TEXT EXTRACT:

((

I have the following join a table to the most recent record for a given EMPLOYE_ID
and I am wondering if there is a more efficient/faster way of retrieving the most recent record, what would be the best way?
SELECT * FROM EMPLOYEE
WHERE NOT EXISTS (
SELECT 1
FROM EMPLOYEE D
JOIN EMPLOYEE_HISTORY E
ON E.EMPLOYEE_ID = D.EMPLOYEE_ID
AND E.CREATE_DATE IN (SELECT MAX(CREATE_DATE)
FROM EMPLOYEE_HISTORY
WHERE EMPLOYEE_ID = D.EMPLOYEE_ID)
)
When I compared the explain plan to the following query it seems the below way is MORE costly.
SELECT *
FROM EMPLOYEE
WHERE NOT EXISTS
(SELECT 1
FROM EMPLOYEE D
JOIN (
SELECT E.*
FROM EMPLOYEE_HISTORY E
INNER JOIN (
SELECT EMPLOYEE_ID
, MAX(CREATE_DATE) max_date
FROM EMPLOYEE_HISTORY E2
GROUP BY EMPLOYEE_ID
) EE
ON EE.EMPLOYEE_ID = E.EMPLOYEE_ID
AND EE.max_date = E.CREATE_DATE
) A
ON A.EMPLOYEE_ID = D.EMPLOYEE_ID
AND ROWNUM = 1)
So does that mean it is indeed better?
There is no index on CREATE_DATE, however the PK is on EMPLOYEE_ID, CREATE_DATE
Use the RANK
(or DENSE_RANK
or ROW_NUMBER
) analytic function:
SELECT 1
FROM EMPLOYEE E
JOIN (
SELECT *
FROM (
SELECT H.*,
RANK() OVER ( PARTITION BY EMPLOYEE_ID ORDER BY CREATE_DATE DESC ) AS rnk
FROM EMPLOYEE_HISTORY H
)
WHERE rnk = 1
) H
ON H.EMPLOYEE_ID = E.EMPLOYEE_ID

))

INFORMATION PROVIDED:
((

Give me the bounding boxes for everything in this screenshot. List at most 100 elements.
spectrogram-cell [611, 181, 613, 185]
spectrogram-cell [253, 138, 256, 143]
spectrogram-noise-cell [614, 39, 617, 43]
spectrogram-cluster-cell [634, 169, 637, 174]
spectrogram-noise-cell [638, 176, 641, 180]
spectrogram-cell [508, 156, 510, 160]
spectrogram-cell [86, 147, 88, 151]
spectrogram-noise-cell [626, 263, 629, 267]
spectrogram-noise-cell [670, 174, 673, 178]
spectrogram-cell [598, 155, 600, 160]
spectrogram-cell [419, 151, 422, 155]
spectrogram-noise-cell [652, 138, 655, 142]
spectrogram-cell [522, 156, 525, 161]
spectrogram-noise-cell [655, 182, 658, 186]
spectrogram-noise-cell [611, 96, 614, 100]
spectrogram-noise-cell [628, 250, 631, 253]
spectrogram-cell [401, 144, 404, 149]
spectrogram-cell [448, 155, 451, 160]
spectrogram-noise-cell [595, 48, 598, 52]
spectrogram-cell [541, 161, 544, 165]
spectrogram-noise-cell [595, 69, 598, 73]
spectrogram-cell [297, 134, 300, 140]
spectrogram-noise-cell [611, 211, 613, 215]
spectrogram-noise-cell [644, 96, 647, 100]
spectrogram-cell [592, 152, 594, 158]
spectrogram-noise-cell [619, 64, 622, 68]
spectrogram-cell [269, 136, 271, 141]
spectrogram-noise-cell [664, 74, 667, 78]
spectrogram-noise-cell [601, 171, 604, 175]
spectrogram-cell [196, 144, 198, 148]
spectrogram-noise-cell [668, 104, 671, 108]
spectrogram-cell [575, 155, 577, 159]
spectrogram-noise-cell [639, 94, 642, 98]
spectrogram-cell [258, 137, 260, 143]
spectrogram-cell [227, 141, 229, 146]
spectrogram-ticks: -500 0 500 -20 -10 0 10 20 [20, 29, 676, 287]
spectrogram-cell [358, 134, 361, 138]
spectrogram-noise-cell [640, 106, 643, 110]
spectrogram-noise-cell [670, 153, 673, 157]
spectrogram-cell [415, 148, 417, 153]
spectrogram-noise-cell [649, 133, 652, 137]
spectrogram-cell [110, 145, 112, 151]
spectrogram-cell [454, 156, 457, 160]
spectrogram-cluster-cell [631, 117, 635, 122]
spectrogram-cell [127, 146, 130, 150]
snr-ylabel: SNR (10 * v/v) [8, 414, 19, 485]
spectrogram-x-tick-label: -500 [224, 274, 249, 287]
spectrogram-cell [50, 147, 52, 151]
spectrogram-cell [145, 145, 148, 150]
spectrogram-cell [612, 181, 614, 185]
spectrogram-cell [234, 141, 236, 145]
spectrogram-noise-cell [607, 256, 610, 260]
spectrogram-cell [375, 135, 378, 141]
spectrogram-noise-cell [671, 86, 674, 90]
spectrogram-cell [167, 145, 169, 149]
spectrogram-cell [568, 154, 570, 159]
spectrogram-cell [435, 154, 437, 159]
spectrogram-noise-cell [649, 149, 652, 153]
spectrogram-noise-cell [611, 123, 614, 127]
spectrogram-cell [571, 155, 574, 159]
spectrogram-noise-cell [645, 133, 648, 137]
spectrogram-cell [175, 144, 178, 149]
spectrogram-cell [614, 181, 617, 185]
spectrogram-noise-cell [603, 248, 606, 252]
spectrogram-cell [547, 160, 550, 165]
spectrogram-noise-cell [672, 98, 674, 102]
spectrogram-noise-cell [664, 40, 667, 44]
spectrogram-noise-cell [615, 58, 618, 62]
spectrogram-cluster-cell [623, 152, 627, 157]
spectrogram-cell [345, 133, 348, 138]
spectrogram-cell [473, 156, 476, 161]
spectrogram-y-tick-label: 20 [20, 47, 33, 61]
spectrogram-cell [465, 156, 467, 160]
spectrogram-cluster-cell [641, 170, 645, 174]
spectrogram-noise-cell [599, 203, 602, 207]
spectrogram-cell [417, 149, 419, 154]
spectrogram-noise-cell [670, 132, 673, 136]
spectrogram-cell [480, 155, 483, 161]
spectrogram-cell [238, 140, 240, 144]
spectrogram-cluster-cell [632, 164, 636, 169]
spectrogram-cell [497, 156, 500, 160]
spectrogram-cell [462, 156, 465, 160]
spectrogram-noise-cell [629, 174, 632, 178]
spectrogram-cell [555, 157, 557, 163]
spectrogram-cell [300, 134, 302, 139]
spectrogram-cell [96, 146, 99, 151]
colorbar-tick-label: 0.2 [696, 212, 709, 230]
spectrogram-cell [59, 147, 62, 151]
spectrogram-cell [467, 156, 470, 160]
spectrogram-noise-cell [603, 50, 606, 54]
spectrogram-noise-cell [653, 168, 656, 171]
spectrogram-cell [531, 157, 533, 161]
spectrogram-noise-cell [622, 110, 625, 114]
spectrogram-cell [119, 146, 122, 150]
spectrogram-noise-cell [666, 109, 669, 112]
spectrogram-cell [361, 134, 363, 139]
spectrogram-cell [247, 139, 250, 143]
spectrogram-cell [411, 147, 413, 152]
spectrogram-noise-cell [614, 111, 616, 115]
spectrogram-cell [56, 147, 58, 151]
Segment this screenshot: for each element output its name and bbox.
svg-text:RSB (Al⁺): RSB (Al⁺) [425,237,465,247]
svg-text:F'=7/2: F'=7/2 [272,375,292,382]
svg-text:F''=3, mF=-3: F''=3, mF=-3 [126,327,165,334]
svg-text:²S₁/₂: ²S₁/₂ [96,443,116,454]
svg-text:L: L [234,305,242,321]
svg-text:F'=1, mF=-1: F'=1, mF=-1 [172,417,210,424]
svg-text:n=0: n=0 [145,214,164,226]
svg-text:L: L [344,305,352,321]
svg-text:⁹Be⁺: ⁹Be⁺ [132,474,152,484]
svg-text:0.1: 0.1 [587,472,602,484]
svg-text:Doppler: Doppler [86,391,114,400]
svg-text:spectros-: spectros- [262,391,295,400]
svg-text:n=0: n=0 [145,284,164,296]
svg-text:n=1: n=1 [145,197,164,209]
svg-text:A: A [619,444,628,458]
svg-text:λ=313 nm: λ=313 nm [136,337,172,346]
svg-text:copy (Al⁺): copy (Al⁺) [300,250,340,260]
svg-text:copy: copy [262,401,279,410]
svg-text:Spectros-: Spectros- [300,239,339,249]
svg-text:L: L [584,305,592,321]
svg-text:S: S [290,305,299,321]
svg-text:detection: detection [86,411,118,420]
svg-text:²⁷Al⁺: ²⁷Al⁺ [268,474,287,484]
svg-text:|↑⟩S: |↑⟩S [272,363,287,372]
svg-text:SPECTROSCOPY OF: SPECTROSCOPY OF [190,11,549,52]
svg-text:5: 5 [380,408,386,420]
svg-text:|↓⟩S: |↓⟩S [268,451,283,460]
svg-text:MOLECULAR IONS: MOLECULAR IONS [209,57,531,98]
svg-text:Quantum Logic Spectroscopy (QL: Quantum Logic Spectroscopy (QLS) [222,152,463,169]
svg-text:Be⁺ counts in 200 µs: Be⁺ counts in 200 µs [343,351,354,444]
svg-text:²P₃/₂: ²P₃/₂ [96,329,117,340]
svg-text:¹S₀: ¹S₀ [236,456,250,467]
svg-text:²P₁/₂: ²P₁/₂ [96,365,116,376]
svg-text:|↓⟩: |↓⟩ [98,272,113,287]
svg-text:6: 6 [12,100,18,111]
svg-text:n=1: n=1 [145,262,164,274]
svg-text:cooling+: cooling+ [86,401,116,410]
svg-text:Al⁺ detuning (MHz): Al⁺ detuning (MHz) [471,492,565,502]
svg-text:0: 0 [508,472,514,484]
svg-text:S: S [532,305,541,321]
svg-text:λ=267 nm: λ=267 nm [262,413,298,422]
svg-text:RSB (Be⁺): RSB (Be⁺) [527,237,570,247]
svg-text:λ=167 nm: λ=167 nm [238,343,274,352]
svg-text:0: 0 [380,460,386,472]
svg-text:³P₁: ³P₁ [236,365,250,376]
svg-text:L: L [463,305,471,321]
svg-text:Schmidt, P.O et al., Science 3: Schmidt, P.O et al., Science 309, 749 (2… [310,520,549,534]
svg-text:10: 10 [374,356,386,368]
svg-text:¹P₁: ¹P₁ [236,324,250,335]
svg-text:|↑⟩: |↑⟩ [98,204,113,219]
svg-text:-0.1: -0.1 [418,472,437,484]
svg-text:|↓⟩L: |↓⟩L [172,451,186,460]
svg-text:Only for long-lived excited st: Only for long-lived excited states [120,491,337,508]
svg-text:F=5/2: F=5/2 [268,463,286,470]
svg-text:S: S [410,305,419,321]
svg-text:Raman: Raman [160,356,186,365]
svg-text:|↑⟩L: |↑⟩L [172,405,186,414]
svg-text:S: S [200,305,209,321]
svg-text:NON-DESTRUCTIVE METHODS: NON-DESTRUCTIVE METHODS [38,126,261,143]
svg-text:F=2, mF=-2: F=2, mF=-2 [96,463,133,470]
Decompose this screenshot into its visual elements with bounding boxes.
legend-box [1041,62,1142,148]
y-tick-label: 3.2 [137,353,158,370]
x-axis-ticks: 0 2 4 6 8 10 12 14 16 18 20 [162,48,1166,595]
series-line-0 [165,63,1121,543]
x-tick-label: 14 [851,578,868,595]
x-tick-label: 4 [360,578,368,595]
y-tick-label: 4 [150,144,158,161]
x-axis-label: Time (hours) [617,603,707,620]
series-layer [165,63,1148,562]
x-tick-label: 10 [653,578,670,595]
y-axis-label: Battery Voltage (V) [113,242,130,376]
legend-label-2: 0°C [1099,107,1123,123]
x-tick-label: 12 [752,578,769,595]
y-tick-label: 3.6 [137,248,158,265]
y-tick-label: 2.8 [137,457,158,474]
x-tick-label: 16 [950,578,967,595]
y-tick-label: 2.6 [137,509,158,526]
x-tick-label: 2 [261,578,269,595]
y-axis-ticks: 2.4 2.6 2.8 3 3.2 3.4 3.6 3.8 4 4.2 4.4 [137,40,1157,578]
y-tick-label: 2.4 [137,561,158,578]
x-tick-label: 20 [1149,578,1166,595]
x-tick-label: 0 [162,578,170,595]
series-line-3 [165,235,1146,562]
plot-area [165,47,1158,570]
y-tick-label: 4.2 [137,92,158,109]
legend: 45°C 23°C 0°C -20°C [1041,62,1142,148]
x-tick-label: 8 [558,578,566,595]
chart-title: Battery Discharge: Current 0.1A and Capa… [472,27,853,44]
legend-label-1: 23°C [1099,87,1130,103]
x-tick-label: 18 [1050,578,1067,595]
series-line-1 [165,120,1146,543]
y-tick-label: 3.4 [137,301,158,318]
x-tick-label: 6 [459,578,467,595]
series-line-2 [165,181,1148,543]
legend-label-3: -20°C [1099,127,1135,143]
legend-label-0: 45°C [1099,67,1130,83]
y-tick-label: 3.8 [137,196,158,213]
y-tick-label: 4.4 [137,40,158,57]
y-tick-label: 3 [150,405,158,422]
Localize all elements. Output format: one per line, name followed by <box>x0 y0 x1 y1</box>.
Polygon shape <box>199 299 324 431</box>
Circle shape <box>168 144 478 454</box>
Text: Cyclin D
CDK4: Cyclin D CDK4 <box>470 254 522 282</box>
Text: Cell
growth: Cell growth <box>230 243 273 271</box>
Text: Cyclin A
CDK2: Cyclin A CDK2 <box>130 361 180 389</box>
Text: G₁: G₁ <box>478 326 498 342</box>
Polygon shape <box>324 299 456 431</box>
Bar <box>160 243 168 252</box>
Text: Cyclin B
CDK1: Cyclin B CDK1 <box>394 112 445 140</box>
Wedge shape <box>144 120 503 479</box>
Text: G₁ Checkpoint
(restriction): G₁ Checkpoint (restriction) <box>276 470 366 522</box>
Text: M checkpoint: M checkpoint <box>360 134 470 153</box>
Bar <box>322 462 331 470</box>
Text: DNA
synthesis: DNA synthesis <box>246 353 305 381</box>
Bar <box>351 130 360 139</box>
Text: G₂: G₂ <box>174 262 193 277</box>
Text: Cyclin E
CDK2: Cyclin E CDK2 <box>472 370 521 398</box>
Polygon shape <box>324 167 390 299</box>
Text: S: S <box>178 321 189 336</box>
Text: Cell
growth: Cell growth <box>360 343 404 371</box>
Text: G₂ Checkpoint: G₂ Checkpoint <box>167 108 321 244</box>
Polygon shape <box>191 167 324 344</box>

))

WHAT TO DO:
(a) Edit the SQL thread's passage from "SELECT * FROM" to "EMPLOYEE_ID = D.EMPLOYEE_ID)", putting "EMP_HIST" in place of "EMPLOYEE_HISTORY".
(b) Which analytic functions does the reply in the SQL thread suggest using?
(c) According to the SQL thread, which columns make up the primary key?
The entries can be left aside.

SET OF ANSWERS:
(a)
SELECT * FROM EMPLOYEE
WHERE NOT EXISTS (
SELECT 1
FROM EMPLOYEE D
JOIN EMP_HIST E
ON E.EMPLOYEE_ID = D.EMPLOYEE_ID
AND E.CREATE_DATE IN (SELECT MAX(CREATE_DATE)
FROM EMP_HIST
WHERE EMPLOYEE_ID = D.EMPLOYEE_ID)

(b) RANK, DENSE_RANK, ROW_NUMBER

(c) EMPLOYEE_ID and CREATE_DATE